Rows from a dataset:
================

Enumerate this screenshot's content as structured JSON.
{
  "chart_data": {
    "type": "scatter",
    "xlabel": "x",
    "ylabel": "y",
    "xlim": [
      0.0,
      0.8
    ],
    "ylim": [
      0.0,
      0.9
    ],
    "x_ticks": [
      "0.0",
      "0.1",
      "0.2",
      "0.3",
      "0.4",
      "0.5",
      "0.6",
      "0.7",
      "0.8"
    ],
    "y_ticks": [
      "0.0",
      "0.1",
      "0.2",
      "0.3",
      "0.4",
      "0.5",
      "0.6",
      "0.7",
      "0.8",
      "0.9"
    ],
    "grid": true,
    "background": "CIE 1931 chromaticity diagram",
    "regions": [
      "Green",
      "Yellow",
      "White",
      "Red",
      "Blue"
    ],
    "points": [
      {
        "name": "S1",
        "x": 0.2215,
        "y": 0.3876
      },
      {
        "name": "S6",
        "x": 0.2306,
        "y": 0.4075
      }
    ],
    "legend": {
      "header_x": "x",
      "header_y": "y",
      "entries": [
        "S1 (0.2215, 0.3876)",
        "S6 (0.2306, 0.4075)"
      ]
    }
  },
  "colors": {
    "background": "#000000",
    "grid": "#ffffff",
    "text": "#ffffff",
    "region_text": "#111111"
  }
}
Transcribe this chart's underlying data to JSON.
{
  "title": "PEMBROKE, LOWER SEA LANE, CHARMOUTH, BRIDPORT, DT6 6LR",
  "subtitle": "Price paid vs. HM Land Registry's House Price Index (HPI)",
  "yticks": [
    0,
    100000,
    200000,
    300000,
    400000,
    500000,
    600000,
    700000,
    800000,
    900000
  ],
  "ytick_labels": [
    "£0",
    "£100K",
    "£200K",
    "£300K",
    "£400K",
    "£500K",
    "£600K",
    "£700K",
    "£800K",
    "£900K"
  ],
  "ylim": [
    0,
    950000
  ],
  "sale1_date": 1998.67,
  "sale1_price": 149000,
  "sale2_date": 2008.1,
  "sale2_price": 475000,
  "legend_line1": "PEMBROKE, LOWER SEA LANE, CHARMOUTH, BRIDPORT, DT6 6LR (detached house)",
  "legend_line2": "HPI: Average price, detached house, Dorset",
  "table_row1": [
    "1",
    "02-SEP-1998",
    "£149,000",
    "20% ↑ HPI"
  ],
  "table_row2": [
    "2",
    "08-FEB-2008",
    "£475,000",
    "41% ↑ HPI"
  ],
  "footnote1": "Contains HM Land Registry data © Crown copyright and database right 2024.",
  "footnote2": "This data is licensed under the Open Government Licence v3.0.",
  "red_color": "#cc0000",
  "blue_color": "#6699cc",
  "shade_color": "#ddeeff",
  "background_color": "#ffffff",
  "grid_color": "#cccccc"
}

================

All of the entries should be written out again exactly.

Enumerate this screenshot's content as structured JSON.
{
  "chart_data": {
    "type": "scatter",
    "xlabel": "x",
    "ylabel": "y",
    "xlim": [
      0.0,
      0.8
    ],
    "ylim": [
      0.0,
      0.9
    ],
    "x_ticks": [
      "0.0",
      "0.1",
      "0.2",
      "0.3",
      "0.4",
      "0.5",
      "0.6",
      "0.7",
      "0.8"
    ],
    "y_ticks": [
      "0.0",
      "0.1",
      "0.2",
      "0.3",
      "0.4",
      "0.5",
      "0.6",
      "0.7",
      "0.8",
      "0.9"
    ],
    "grid": true,
    "background": "CIE 1931 chromaticity diagram",
    "regions": [
      "Green",
      "Yellow",
      "White",
      "Red",
      "Blue"
    ],
    "points": [
      {
        "name": "S1",
        "x": 0.2215,
        "y": 0.3876
      },
      {
        "name": "S6",
        "x": 0.2306,
        "y": 0.4075
      }
    ],
    "legend": {
      "header_x": "x",
      "header_y": "y",
      "entries": [
        "S1 (0.2215, 0.3876)",
        "S6 (0.2306, 0.4075)"
      ]
    }
  },
  "colors": {
    "background": "#000000",
    "grid": "#ffffff",
    "text": "#ffffff",
    "region_text": "#111111"
  }
}
Transcribe this chart's underlying data to JSON.
{
  "title": "PEMBROKE, LOWER SEA LANE, CHARMOUTH, BRIDPORT, DT6 6LR",
  "subtitle": "Price paid vs. HM Land Registry's House Price Index (HPI)",
  "yticks": [
    0,
    100000,
    200000,
    300000,
    400000,
    500000,
    600000,
    700000,
    800000,
    900000
  ],
  "ytick_labels": [
    "£0",
    "£100K",
    "£200K",
    "£300K",
    "£400K",
    "£500K",
    "£600K",
    "£700K",
    "£800K",
    "£900K"
  ],
  "ylim": [
    0,
    950000
  ],
  "sale1_date": 1998.67,
  "sale1_price": 149000,
  "sale2_date": 2008.1,
  "sale2_price": 475000,
  "legend_line1": "PEMBROKE, LOWER SEA LANE, CHARMOUTH, BRIDPORT, DT6 6LR (detached house)",
  "legend_line2": "HPI: Average price, detached house, Dorset",
  "table_row1": [
    "1",
    "02-SEP-1998",
    "£149,000",
    "20% ↑ HPI"
  ],
  "table_row2": [
    "2",
    "08-FEB-2008",
    "£475,000",
    "41% ↑ HPI"
  ],
  "footnote1": "Contains HM Land Registry data © Crown copyright and database right 2024.",
  "footnote2": "This data is licensed under the Open Government Licence v3.0.",
  "red_color": "#cc0000",
  "blue_color": "#6699cc",
  "shade_color": "#ddeeff",
  "background_color": "#ffffff",
  "grid_color": "#cccccc"
}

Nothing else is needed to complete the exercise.